▶ **TO BE DONE**:
Search the listing below for the string "Security" and show each line that contains it.

:: LISTED RECORDS ::

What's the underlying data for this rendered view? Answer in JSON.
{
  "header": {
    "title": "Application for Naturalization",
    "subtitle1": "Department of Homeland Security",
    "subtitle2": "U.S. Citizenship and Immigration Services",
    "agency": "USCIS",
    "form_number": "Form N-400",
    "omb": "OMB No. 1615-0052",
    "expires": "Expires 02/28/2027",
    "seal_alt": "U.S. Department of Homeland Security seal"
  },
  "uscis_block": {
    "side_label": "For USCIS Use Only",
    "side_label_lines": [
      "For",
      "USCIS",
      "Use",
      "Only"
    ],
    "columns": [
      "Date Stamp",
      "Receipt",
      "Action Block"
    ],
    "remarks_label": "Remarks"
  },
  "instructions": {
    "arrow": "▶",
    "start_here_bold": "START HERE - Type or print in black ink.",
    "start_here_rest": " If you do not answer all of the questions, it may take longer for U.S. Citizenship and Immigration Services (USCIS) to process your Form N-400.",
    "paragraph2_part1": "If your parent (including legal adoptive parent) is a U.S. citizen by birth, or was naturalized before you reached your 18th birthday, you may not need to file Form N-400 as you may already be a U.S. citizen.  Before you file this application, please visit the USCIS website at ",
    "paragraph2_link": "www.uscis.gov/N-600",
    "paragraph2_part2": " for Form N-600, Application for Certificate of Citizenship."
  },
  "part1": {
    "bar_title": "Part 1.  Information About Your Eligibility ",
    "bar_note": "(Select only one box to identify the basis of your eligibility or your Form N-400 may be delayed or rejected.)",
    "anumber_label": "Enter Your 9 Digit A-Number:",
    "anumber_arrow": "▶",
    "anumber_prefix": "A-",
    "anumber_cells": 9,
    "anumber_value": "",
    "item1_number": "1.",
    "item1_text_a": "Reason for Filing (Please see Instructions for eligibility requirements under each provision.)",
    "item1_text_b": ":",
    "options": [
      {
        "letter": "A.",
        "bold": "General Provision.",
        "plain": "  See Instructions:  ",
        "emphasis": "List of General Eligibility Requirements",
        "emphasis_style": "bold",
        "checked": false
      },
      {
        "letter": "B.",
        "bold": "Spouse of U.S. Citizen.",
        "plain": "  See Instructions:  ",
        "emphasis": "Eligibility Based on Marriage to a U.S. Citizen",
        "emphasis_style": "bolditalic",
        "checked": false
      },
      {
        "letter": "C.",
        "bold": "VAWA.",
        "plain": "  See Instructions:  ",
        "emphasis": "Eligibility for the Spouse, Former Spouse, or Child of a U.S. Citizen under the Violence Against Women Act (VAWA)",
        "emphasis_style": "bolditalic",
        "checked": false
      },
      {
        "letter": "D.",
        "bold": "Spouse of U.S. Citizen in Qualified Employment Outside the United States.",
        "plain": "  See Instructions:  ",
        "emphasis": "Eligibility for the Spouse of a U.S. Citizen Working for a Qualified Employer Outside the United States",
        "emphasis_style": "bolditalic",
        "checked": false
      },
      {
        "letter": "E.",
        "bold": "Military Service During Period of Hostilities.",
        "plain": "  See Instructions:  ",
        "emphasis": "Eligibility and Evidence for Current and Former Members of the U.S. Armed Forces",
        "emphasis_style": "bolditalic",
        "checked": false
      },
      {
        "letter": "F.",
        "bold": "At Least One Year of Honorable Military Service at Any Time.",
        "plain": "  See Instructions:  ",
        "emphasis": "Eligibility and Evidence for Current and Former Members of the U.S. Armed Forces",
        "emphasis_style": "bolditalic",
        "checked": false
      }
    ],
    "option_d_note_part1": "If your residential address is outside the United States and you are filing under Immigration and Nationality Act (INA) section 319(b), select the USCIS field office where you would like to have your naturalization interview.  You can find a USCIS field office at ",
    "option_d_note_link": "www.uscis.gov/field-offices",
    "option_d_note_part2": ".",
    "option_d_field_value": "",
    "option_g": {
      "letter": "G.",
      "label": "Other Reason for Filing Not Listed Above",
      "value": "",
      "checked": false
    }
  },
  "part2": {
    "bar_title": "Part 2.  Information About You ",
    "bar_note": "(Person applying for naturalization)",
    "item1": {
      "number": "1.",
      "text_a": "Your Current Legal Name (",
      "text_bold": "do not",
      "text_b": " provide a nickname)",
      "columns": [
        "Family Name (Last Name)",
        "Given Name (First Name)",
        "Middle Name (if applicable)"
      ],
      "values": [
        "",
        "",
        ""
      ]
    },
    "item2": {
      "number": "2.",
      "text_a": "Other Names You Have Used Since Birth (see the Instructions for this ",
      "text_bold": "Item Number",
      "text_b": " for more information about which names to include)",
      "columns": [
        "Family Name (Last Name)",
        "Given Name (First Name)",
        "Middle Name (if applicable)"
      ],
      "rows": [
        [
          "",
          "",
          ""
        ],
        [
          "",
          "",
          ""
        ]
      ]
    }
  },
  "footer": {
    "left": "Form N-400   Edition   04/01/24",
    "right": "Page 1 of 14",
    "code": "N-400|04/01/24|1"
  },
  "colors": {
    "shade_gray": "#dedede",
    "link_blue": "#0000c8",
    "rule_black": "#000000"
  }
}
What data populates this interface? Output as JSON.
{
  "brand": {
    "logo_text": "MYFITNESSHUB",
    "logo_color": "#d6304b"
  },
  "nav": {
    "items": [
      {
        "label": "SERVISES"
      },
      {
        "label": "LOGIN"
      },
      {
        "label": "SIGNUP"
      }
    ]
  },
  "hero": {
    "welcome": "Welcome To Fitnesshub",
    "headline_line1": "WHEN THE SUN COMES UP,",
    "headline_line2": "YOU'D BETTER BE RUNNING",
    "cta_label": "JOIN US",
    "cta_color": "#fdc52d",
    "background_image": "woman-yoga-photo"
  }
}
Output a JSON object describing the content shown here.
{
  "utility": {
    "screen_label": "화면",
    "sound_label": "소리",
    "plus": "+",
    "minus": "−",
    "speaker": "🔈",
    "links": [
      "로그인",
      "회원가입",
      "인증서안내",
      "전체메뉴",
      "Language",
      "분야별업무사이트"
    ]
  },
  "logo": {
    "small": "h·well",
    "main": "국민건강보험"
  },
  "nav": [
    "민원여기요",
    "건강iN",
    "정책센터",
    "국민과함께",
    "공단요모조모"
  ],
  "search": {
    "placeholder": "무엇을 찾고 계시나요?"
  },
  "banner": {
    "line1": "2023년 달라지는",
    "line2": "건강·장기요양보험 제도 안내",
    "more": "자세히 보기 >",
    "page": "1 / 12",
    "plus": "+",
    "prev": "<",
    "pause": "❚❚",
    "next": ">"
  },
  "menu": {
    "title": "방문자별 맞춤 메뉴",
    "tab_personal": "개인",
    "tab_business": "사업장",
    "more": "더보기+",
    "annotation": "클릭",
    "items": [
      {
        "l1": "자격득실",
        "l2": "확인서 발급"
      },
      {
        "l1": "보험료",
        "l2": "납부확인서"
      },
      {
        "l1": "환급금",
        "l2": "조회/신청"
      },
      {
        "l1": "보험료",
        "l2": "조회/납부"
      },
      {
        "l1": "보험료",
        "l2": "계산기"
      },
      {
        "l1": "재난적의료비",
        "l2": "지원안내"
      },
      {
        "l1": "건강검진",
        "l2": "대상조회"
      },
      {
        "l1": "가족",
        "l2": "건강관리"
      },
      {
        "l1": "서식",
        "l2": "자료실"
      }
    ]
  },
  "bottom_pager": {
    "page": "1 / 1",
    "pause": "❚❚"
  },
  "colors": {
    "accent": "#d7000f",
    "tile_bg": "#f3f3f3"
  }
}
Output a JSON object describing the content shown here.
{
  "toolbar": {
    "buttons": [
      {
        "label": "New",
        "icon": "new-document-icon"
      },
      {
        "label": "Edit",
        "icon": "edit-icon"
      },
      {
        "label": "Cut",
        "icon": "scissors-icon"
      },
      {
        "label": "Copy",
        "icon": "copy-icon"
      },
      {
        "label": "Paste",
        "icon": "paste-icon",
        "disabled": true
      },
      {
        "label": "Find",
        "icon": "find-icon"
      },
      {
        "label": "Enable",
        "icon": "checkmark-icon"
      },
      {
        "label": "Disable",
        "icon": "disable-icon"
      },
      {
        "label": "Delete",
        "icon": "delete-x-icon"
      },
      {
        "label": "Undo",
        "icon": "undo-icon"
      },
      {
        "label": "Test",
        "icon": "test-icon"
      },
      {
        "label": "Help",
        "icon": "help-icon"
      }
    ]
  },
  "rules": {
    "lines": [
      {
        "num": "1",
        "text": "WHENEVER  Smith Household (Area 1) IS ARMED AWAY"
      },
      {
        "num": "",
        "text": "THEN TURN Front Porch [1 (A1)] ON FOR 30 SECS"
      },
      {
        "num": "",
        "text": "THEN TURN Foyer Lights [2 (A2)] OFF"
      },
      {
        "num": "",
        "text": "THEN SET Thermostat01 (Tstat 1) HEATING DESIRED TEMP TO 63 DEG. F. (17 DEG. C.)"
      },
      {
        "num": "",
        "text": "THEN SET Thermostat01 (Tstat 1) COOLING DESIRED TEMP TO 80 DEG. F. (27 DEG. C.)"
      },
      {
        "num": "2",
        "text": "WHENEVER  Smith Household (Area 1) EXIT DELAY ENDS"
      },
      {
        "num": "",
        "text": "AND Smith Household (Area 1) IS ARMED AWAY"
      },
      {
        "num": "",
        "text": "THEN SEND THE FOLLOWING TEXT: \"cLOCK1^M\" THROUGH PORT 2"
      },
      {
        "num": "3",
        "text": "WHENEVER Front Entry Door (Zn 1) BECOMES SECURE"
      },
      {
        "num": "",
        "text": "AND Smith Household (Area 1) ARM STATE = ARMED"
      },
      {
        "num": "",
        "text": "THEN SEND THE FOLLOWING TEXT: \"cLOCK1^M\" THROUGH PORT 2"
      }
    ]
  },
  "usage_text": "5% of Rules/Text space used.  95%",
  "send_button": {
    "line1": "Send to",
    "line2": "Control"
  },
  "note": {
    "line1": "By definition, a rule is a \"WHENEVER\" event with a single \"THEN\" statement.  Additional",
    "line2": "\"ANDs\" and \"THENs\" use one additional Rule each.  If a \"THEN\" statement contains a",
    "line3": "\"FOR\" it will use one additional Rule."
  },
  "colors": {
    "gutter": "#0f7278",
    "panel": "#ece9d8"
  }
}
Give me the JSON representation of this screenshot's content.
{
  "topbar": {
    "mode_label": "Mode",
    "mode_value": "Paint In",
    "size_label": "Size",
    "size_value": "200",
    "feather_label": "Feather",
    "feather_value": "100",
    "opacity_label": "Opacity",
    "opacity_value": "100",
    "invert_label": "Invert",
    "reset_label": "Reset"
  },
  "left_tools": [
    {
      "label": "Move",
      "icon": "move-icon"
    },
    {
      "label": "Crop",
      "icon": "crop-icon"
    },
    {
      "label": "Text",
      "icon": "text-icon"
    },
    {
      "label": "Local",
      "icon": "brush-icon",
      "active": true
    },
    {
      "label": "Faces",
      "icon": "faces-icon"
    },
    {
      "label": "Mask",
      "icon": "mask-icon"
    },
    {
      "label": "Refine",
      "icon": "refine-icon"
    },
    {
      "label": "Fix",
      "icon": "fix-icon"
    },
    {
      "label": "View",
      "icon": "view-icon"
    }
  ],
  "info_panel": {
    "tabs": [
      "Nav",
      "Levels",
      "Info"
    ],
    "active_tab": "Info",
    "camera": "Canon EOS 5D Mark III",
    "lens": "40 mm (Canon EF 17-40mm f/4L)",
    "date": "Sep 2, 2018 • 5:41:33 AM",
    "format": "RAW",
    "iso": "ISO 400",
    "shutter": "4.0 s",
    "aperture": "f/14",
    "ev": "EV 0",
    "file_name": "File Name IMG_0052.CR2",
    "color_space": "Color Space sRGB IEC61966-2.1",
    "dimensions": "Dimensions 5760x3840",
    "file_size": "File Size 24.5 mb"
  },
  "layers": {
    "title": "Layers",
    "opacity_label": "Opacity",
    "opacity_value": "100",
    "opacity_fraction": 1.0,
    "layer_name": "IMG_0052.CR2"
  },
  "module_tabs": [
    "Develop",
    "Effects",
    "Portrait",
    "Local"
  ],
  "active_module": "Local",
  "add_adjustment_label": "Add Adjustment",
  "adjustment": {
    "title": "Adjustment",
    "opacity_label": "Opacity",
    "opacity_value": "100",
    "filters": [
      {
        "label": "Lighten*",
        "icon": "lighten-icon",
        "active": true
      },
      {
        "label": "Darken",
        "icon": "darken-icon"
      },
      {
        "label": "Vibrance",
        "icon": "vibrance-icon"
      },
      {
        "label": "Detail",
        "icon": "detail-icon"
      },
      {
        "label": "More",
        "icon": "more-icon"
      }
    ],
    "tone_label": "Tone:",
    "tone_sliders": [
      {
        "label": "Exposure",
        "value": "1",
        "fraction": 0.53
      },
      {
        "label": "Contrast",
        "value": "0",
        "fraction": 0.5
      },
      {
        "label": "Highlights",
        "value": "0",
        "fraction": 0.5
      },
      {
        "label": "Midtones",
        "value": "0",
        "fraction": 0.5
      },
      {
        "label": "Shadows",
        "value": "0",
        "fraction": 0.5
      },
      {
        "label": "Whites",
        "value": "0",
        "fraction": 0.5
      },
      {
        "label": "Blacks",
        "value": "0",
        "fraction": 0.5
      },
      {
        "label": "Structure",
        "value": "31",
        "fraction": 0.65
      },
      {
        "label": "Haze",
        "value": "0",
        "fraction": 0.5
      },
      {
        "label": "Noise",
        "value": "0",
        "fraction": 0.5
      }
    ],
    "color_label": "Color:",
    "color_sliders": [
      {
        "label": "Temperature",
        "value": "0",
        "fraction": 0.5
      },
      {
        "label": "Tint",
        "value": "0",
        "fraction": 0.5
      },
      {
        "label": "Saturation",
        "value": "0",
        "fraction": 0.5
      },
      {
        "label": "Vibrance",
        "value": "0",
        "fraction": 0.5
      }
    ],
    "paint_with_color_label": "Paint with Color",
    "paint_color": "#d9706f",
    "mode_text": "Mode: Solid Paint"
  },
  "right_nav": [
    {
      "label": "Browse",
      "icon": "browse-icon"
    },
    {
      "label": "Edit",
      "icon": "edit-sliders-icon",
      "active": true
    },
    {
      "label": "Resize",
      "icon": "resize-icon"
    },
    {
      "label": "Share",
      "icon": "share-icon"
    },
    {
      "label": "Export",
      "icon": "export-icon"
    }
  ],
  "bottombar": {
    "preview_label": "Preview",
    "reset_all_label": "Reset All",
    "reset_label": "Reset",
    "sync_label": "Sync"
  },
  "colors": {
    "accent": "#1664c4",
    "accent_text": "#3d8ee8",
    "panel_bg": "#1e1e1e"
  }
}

:::

▶ **CORRECT OUTPUT**:
    "subtitle1": "Department of Homeland Security",
    "seal_alt": "U.S. Department of Homeland Security seal"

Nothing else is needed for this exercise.